Instructions for the task —
Rewrite the lines in the entries below as one numbered list, leaving out blank lines and the pictures.

>>>>>

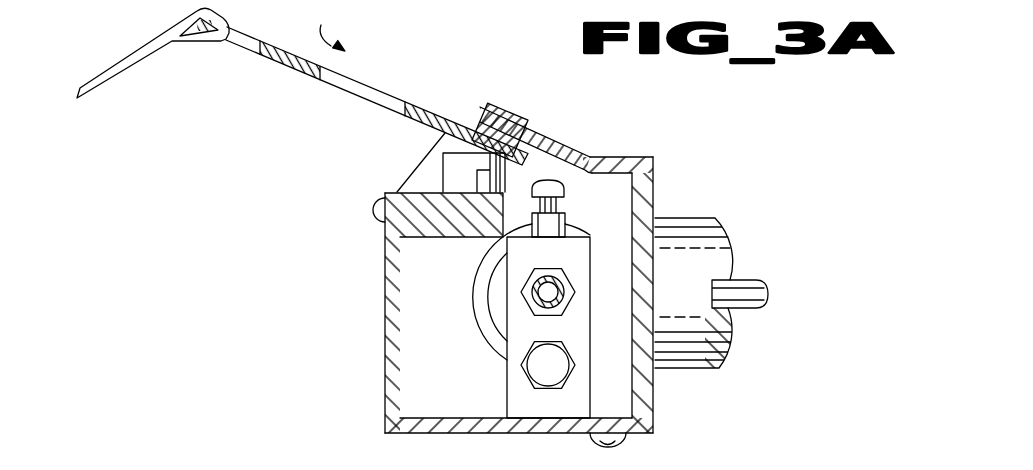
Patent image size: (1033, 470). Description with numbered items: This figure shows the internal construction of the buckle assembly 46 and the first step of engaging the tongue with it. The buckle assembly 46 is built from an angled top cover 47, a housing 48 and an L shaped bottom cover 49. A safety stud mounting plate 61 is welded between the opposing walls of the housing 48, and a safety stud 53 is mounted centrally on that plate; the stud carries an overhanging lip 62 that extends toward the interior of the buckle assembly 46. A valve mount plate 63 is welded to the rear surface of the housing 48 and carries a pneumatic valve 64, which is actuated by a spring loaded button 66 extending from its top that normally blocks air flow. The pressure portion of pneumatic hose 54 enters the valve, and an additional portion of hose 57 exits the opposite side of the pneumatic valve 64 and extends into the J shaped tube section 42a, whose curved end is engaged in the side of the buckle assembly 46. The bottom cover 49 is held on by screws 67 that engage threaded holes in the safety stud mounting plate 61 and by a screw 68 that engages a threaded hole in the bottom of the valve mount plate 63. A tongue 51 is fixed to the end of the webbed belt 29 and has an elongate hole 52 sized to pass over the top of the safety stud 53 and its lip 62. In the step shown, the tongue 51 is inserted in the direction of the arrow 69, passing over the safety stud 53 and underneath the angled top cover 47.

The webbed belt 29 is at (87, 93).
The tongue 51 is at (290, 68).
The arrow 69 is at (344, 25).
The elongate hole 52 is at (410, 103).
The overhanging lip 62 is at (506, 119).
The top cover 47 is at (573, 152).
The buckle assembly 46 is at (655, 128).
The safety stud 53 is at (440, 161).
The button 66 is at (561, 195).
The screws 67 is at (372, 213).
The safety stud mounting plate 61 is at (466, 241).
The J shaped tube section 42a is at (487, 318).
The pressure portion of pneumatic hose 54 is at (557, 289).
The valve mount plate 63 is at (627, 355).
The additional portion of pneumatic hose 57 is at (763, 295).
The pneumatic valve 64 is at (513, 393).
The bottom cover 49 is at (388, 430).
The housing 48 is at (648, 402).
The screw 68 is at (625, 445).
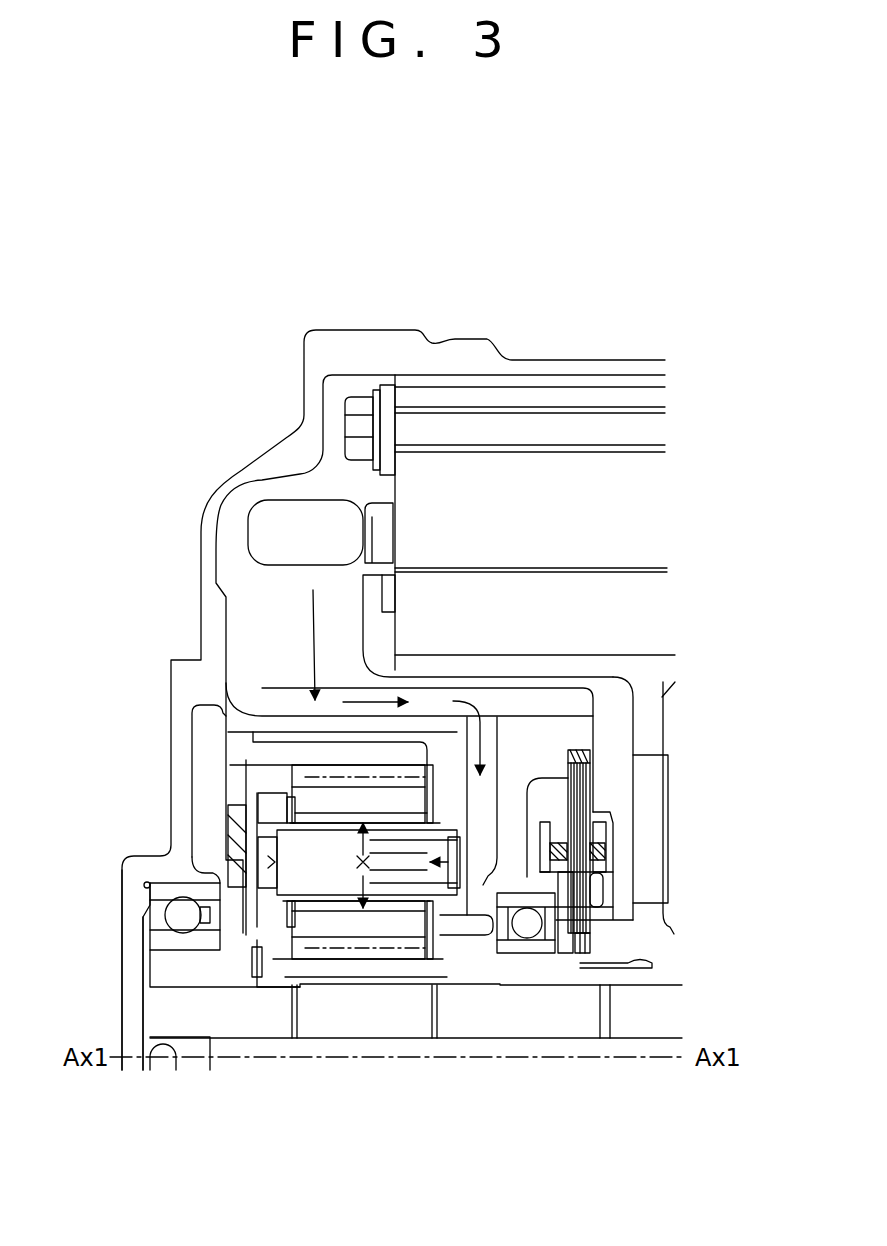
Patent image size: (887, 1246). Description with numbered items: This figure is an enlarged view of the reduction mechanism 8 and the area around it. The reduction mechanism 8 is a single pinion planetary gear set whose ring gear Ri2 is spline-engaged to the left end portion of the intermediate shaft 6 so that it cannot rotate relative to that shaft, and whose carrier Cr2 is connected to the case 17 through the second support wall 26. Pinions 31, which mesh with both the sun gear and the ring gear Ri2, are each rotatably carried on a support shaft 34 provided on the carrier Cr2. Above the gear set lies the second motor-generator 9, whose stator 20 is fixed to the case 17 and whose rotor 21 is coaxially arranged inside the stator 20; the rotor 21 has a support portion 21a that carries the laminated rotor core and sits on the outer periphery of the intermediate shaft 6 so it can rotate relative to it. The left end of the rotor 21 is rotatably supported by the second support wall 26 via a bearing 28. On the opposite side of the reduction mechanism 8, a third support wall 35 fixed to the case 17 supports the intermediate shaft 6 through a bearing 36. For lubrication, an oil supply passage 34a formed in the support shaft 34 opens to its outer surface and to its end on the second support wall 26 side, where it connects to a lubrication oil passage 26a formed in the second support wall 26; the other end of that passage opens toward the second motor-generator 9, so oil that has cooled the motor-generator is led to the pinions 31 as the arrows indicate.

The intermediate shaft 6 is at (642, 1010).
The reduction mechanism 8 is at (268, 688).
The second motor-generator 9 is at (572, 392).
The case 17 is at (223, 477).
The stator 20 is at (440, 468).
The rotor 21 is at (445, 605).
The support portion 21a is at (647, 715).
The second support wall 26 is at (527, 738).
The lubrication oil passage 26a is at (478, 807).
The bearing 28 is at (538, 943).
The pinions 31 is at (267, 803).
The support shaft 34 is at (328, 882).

<<<<<

Exercise answer —
1. Patent image size: (1033, 470). Description with numbered items: This figure shows the internal construction of the buckle assembly 46 and the first step of engaging the tongue with it. The buckle assembly 46 is built from an angled top cover 47, a housing 48 and an L shaped bottom cover 49. A safety stud mounting plate 61 is welded between the opposing walls of the housing 48, and a safety stud 53 is mounted centrally on that plate; the stud carries an overhanging lip 62 that extends toward the interior of the buckle assembly 46. A valve mount plate 63 is welded to the rear surface of the housing 48 and carries a pneumatic valve 64, which is actuated by a spring loaded button 66 extending from its top that normally blocks air flow. The pressure portion of pneumatic hose 54 enters the valve, and an additional portion of hose 57 exits the opposite side of the pneumatic valve 64 and extends into the J shaped tube section 42a, whose curved end is engaged in the side of the buckle assembly 46. The bottom cover 49 is held on by screws 67 that engage threaded holes in the safety stud mounting plate 61 and by a screw 68 that engages a threaded hole in the bottom of the valve mount plate 63. A tongue 51 is fixed to the end of the webbed belt 29 and has an elongate hole 52 sized to pass over the top of the safety stud 53 and its lip 62. In the step shown, the tongue 51 is inserted in the direction of the arrow 69, passing over the safety stud 53 and underneath the angled top cover 47.
2. The webbed belt 29 is at (87, 93).
3. The tongue 51 is at (290, 68).
4. The arrow 69 is at (344, 25).
5. The elongate hole 52 is at (410, 103).
6. The overhanging lip 62 is at (506, 119).
7. The top cover 47 is at (573, 152).
8. The buckle assembly 46 is at (655, 128).
9. The safety stud 53 is at (440, 161).
10. The button 66 is at (561, 195).
11. The screws 67 is at (372, 213).
12. The safety stud mounting plate 61 is at (466, 241).
13. The J shaped tube section 42a is at (487, 318).
14. The pressure portion of pneumatic hose 54 is at (557, 289).
15. The valve mount plate 63 is at (627, 355).
16. The additional portion of pneumatic hose 57 is at (763, 295).
17. The pneumatic valve 64 is at (513, 393).
18. The bottom cover 49 is at (388, 430).
19. The housing 48 is at (648, 402).
20. The screw 68 is at (625, 445).
21. Patent image size: (887, 1246). Description with numbered items: This figure is an enlarged view of the reduction mechanism 8 and the area around it. The reduction mechanism 8 is a single pinion planetary gear set whose ring gear Ri2 is spline-engaged to the left end portion of the intermediate shaft 6 so that it cannot rotate relative to that shaft, and whose carrier Cr2 is connected to the case 17 through the second support wall 26. Pinions 31, which mesh with both the sun gear and the ring gear Ri2, are each rotatably carried on a support shaft 34 provided on the carrier Cr2. Above the gear set lies the second motor-generator 9, whose stator 20 is fixed to the case 17 and whose rotor 21 is coaxially arranged inside the stator 20; the rotor 21 has a support portion 21a that carries the laminated rotor core and sits on the outer periphery of the intermediate shaft 6 so it can rotate relative to it. The left end of the rotor 21 is rotatably supported by the second support wall 26 via a bearing 28. On the opposite side of the reduction mechanism 8, a third support wall 35 fixed to the case 17 supports the intermediate shaft 6 through a bearing 36. For lubrication, an oil supply passage 34a formed in the support shaft 34 opens to its outer surface and to its end on the second support wall 26 side, where it connects to a lubrication oil passage 26a formed in the second support wall 26; the other end of that passage opens toward the second motor-generator 9, so oil that has cooled the motor-generator is led to the pinions 31 as the arrows indicate.
22. The intermediate shaft 6 is at (642, 1010).
23. The reduction mechanism 8 is at (268, 688).
24. The second motor-generator 9 is at (572, 392).
25. The case 17 is at (223, 477).
26. The stator 20 is at (440, 468).
27. The rotor 21 is at (445, 605).
28. The support portion 21a is at (647, 715).
29. The second support wall 26 is at (527, 738).
30. The lubrication oil passage 26a is at (478, 807).
31. The bearing 28 is at (538, 943).
32. The pinions 31 is at (267, 803).
33. The support shaft 34 is at (328, 882).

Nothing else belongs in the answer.